* _Work to be completed_: In the items below, swap every "Damage Claims" for "Damage Reports" and write the lines out again, keeping everything else the same.

* _Rows_:
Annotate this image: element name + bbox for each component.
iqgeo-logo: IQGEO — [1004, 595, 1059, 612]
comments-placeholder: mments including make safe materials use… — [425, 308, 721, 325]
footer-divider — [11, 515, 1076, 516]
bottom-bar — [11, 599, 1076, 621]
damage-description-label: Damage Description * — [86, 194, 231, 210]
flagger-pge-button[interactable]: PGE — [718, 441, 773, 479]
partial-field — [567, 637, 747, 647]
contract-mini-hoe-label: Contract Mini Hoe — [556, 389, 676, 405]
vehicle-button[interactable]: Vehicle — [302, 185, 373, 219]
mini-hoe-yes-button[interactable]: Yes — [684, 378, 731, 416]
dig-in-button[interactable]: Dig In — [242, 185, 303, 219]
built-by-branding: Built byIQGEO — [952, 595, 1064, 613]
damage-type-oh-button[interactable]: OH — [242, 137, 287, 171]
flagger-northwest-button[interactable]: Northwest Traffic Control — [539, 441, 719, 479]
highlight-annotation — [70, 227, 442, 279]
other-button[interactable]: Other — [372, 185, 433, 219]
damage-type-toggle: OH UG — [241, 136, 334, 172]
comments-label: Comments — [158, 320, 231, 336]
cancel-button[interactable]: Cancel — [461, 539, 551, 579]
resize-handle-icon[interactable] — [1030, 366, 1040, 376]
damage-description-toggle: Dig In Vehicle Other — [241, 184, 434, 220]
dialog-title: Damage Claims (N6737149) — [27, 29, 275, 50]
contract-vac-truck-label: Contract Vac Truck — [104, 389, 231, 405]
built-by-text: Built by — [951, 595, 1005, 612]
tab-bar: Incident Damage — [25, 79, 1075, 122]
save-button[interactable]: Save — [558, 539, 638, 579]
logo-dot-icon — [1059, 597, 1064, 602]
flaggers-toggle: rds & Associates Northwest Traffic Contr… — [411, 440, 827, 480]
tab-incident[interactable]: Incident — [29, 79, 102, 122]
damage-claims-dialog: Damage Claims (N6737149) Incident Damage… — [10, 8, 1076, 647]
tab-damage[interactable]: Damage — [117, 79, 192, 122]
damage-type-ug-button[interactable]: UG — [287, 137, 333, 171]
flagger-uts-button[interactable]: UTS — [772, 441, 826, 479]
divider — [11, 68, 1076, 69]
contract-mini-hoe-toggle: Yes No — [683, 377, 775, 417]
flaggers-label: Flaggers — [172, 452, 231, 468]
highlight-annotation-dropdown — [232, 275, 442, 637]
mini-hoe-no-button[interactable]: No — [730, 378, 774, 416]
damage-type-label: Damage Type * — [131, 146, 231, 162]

* _The completed task_:
Annotate this image: element name + bbox for each component.
iqgeo-logo: IQGEO — [1004, 595, 1059, 612]
comments-placeholder: mments including make safe materials use… — [425, 308, 721, 325]
footer-divider — [11, 515, 1076, 516]
bottom-bar — [11, 599, 1076, 621]
damage-description-label: Damage Description * — [86, 194, 231, 210]
flagger-pge-button[interactable]: PGE — [718, 441, 773, 479]
partial-field — [567, 637, 747, 647]
contract-mini-hoe-label: Contract Mini Hoe — [556, 389, 676, 405]
vehicle-button[interactable]: Vehicle — [302, 185, 373, 219]
mini-hoe-yes-button[interactable]: Yes — [684, 378, 731, 416]
dig-in-button[interactable]: Dig In — [242, 185, 303, 219]
built-by-branding: Built byIQGEO — [952, 595, 1064, 613]
damage-type-oh-button[interactable]: OH — [242, 137, 287, 171]
flagger-northwest-button[interactable]: Northwest Traffic Control — [539, 441, 719, 479]
highlight-annotation — [70, 227, 442, 279]
other-button[interactable]: Other — [372, 185, 433, 219]
damage-type-toggle: OH UG — [241, 136, 334, 172]
comments-label: Comments — [158, 320, 231, 336]
cancel-button[interactable]: Cancel — [461, 539, 551, 579]
resize-handle-icon[interactable] — [1030, 366, 1040, 376]
damage-description-toggle: Dig In Vehicle Other — [241, 184, 434, 220]
dialog-title: Damage Reports (N6737149) — [27, 29, 275, 50]
contract-vac-truck-label: Contract Vac Truck — [104, 389, 231, 405]
built-by-text: Built by — [951, 595, 1005, 612]
tab-bar: Incident Damage — [25, 79, 1075, 122]
save-button[interactable]: Save — [558, 539, 638, 579]
logo-dot-icon — [1059, 597, 1064, 602]
flaggers-toggle: rds & Associates Northwest Traffic Contr… — [411, 440, 827, 480]
tab-incident[interactable]: Incident — [29, 79, 102, 122]
damage-claims-dialog: Damage Reports (N6737149) Incident Damage… — [10, 8, 1076, 647]
tab-damage[interactable]: Damage — [117, 79, 192, 122]
damage-type-ug-button[interactable]: UG — [287, 137, 333, 171]
flagger-uts-button[interactable]: UTS — [772, 441, 826, 479]
divider — [11, 68, 1076, 69]
contract-mini-hoe-toggle: Yes No — [683, 377, 775, 417]
flaggers-label: Flaggers — [172, 452, 231, 468]
highlight-annotation-dropdown — [232, 275, 442, 637]
mini-hoe-no-button[interactable]: No — [730, 378, 774, 416]
damage-type-label: Damage Type * — [131, 146, 231, 162]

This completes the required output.